EXTRACT TO READ »
This has resulted in the equivalent of up to 7% of
GDP being siphoned off annually from households to
benefit government banks and their SOE borrowers.
Moreover, for the past decade or so, the
salaries of workers as a proportion of GDP have
fallen by an estimated 1% each year. Whether
Premier Wen and Vice Premier Li will roll out
policies to reverse the trend of "rich state; poor
citizens" (guofu minqiong) is a good
yardstick of Beijing's commitment to rationalizing
the economic structure and promoting more
equitable income distribution.
Two related
areas where seminal developments may take place
this year with significant impact on economic
reform merit scrutiny. One is the globalization of
the renminbi, or yuan. The renminbi's
internationalization will mean not only that it
will be freely convertible but also that its
valuation will be less subject to state fiats. The
yuan appreciated by 4.27% against the US dollar in
2011. Full liberalization will make for a higher
rate of appreciation. While this may hurt exports
in the short run, it also will lessen Beijing's
dependence on trade surpluses as a locomotive of
growth.
Moreover, a freely convertible
yuan will expedite the development of Shanghai and
other mega-cities into international financial
centers. Equally significantly, a stronger yuan
will boost consumer spending in view of the fact
that imports will become significantly cheaper.

GIVEN ENTRIES »
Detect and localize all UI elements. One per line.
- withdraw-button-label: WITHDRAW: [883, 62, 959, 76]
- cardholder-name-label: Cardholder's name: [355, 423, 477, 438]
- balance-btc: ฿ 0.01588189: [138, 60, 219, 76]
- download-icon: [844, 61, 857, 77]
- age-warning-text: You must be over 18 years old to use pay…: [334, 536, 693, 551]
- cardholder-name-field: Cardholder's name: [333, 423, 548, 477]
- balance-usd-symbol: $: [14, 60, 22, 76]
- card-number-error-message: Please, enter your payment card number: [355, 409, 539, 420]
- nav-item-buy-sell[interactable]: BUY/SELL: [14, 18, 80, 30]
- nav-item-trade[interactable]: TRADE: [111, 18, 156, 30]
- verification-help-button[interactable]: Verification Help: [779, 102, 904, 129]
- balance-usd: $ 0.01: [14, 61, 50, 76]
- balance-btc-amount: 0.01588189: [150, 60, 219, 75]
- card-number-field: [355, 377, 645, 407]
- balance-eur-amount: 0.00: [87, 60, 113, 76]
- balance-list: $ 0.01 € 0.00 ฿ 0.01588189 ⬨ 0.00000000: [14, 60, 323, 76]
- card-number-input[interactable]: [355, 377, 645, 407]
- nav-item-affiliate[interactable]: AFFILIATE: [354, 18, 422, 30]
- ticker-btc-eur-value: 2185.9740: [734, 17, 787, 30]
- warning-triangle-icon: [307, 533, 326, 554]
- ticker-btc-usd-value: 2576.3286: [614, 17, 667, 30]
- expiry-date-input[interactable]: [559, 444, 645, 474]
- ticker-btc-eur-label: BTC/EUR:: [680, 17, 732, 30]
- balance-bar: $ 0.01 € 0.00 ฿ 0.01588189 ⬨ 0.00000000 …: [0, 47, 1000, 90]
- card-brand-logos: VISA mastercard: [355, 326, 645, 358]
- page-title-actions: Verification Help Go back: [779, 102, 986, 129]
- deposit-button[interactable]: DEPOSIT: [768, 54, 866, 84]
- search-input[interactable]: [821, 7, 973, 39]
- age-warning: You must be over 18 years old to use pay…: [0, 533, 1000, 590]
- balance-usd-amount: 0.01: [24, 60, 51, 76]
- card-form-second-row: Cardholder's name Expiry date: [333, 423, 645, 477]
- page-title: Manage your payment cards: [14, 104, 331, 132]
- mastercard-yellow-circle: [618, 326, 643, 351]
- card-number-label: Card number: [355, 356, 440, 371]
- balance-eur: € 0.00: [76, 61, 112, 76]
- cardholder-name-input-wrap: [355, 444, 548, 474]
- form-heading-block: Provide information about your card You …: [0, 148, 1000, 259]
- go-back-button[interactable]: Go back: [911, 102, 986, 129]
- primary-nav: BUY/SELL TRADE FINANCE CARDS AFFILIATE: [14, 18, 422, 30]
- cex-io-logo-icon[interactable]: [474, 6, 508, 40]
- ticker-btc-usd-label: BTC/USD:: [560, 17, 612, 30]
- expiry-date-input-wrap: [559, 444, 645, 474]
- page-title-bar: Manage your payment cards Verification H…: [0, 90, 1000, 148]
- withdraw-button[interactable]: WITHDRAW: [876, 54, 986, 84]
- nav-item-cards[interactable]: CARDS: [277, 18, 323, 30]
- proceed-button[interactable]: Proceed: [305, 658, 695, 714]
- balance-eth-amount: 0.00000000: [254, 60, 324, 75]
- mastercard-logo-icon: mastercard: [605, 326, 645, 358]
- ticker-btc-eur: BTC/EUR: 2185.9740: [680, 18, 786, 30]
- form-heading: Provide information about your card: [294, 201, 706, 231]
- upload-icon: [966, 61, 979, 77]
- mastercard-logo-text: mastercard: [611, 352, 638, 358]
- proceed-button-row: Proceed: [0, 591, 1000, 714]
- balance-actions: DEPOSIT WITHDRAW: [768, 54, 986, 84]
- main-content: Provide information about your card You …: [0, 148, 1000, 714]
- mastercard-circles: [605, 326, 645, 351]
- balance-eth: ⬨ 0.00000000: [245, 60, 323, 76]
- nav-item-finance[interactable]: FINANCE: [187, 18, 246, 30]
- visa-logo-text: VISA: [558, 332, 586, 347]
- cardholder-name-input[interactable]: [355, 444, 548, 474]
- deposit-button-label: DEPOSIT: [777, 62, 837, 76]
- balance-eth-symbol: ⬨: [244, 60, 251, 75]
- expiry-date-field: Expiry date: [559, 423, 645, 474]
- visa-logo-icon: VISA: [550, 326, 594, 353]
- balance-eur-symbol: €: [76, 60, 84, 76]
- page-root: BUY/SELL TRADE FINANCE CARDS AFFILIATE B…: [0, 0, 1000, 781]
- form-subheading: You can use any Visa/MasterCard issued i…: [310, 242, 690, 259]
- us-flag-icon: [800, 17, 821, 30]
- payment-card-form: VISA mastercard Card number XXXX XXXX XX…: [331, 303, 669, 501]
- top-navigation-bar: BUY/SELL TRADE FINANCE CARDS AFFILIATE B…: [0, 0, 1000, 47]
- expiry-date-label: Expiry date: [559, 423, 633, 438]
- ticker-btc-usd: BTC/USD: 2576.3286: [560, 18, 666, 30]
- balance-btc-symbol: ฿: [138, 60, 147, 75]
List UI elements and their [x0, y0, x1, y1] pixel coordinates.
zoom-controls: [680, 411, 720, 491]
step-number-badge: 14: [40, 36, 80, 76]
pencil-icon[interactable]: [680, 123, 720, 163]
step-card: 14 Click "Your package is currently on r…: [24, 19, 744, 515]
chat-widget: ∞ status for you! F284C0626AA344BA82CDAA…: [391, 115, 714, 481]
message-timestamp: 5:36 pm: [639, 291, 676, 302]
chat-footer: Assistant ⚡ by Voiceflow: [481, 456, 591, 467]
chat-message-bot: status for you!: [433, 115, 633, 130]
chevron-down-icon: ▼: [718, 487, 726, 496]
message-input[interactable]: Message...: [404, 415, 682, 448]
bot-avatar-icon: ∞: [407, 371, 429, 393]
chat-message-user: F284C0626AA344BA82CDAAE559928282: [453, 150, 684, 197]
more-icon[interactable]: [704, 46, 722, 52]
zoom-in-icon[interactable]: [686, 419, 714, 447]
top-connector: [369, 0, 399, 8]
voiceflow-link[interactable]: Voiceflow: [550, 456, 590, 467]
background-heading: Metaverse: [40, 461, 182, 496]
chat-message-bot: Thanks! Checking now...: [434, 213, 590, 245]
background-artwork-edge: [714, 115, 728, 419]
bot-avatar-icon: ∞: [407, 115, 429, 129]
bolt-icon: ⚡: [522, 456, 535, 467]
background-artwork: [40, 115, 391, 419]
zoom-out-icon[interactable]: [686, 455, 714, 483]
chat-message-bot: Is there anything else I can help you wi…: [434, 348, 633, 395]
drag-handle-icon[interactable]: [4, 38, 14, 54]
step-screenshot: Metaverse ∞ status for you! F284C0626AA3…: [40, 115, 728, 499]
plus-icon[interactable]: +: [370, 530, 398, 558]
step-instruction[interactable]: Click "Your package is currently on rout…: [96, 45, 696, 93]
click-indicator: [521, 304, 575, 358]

EXERCISE SET »
A - For each statement, say whether it agrees with the passage on China's economic reform and the renminbi, answering yes or no with the deciding words quoted exactly: (i) The yuan rose 4.27% against the US dollar in 2011. (ii) Over roughly the past decade, workers' salaries as a share of GDP have grown by about 1% a year. (iii) A stronger yuan is expected to dampen consumer spending.
B - Extend the passage on China's economic reform and the renminbi, picking up after its final sentence.
The lines play no part in what is asked here.

THE RESULTS »
A -
(i) Yes: "The yuan appreciated by 4.27% against the US dollar in 2011."
(ii) No: "salaries of workers as a proportion of GDP have fallen by an estimated 1% each year"
(iii) No: "a stronger yuan will boost consumer spending in view of the fact that imports will become significantly cheaper."

B -
Yet a tug-of-war has erupted within the
central government over the pace of yuan
globalization. The Ministry of Commerce and other
departments close to China's powerful export
section do not favor a drastic reform of the yuan.
It also is not surprising that many experts have
spoken out against a faster pace of currency
reform. For instance, Huang Yiping, Economics
Professor at the China Center for Economic
Research at Peking University, noted in New York
last week that it would be hard to argue the yuan
was undervalued when China's trade surplus was
only 2% of GDP.
There are indications,
however, that more forward-looking officials are
toying with bolder visions. Several senior
government officials and advisors have the past
year leaked to the overseas media rough
"deadlines" for the yuan's internationalization.
These have ranged from 2015 to the end of this
decade. Premier-in-waiting Li will have no better
platform for demonstrating his reformist
credentials than a resolute and speedy resolution
to the long-standing question of the
internationalization of the Chinese currency.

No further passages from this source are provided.